TASK BRIEF »
Copy the material below line for line, changing nothing.

INPUT DATA »
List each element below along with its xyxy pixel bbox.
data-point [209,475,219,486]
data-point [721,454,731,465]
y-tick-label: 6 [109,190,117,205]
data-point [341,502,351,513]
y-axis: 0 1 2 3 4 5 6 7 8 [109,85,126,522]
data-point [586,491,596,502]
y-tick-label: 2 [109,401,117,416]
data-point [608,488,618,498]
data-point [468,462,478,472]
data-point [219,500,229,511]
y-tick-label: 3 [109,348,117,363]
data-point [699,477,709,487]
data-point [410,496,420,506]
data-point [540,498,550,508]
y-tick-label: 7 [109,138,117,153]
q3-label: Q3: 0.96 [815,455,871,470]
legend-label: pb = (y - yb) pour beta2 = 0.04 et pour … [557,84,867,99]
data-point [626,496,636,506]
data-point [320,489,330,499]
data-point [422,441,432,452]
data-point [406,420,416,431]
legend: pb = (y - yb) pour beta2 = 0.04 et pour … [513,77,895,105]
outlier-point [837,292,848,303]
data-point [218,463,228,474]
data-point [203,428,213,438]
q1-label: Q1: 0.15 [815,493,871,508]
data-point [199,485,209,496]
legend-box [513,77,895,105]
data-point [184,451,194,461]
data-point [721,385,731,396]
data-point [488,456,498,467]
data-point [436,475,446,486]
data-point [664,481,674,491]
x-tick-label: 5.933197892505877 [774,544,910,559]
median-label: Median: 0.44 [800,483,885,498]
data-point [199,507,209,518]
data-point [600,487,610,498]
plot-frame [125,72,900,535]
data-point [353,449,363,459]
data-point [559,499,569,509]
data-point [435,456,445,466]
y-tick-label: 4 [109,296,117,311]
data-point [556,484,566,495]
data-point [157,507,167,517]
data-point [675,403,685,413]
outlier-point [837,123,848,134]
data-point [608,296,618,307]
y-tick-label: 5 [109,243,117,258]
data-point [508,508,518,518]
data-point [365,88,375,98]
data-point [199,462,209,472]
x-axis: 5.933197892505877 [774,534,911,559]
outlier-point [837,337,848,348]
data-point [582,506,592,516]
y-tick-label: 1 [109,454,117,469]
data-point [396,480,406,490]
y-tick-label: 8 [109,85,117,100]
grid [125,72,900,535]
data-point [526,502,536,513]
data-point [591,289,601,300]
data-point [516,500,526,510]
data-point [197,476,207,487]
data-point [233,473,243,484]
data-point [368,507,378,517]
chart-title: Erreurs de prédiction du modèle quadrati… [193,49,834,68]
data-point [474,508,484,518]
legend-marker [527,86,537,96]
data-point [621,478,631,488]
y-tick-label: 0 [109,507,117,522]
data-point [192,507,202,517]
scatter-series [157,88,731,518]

EXERCISE RESPONSE »
List each element below along with its xyxy pixel bbox.
data-point [209,475,219,486]
data-point [721,454,731,465]
y-tick-label: 6 [109,190,117,205]
data-point [341,502,351,513]
y-axis: 0 1 2 3 4 5 6 7 8 [109,85,126,522]
data-point [586,491,596,502]
y-tick-label: 2 [109,401,117,416]
data-point [608,488,618,498]
data-point [468,462,478,472]
data-point [219,500,229,511]
y-tick-label: 3 [109,348,117,363]
data-point [699,477,709,487]
data-point [410,496,420,506]
data-point [540,498,550,508]
y-tick-label: 7 [109,138,117,153]
q3-label: Q3: 0.96 [815,455,871,470]
legend-label: pb = (y - yb) pour beta2 = 0.04 et pour … [557,84,867,99]
data-point [626,496,636,506]
data-point [320,489,330,499]
data-point [422,441,432,452]
data-point [406,420,416,431]
legend: pb = (y - yb) pour beta2 = 0.04 et pour … [513,77,895,105]
outlier-point [837,292,848,303]
data-point [218,463,228,474]
data-point [203,428,213,438]
q1-label: Q1: 0.15 [815,493,871,508]
data-point [199,485,209,496]
legend-box [513,77,895,105]
data-point [184,451,194,461]
data-point [721,385,731,396]
data-point [488,456,498,467]
data-point [436,475,446,486]
data-point [664,481,674,491]
x-tick-label: 5.933197892505877 [774,544,910,559]
median-label: Median: 0.44 [800,483,885,498]
data-point [199,507,209,518]
data-point [600,487,610,498]
plot-frame [125,72,900,535]
data-point [353,449,363,459]
data-point [559,499,569,509]
data-point [435,456,445,466]
y-tick-label: 4 [109,296,117,311]
data-point [556,484,566,495]
data-point [157,507,167,517]
data-point [675,403,685,413]
outlier-point [837,123,848,134]
data-point [608,296,618,307]
y-tick-label: 5 [109,243,117,258]
data-point [508,508,518,518]
data-point [365,88,375,98]
data-point [199,462,209,472]
x-axis: 5.933197892505877 [774,534,911,559]
outlier-point [837,337,848,348]
data-point [582,506,592,516]
y-tick-label: 1 [109,454,117,469]
data-point [396,480,406,490]
y-tick-label: 8 [109,85,117,100]
grid [125,72,900,535]
data-point [526,502,536,513]
data-point [591,289,601,300]
data-point [516,500,526,510]
data-point [197,476,207,487]
data-point [233,473,243,484]
data-point [368,507,378,517]
chart-title: Erreurs de prédiction du modèle quadrati… [193,49,834,68]
data-point [474,508,484,518]
legend-marker [527,86,537,96]
data-point [621,478,631,488]
y-tick-label: 0 [109,507,117,522]
data-point [192,507,202,517]
scatter-series [157,88,731,518]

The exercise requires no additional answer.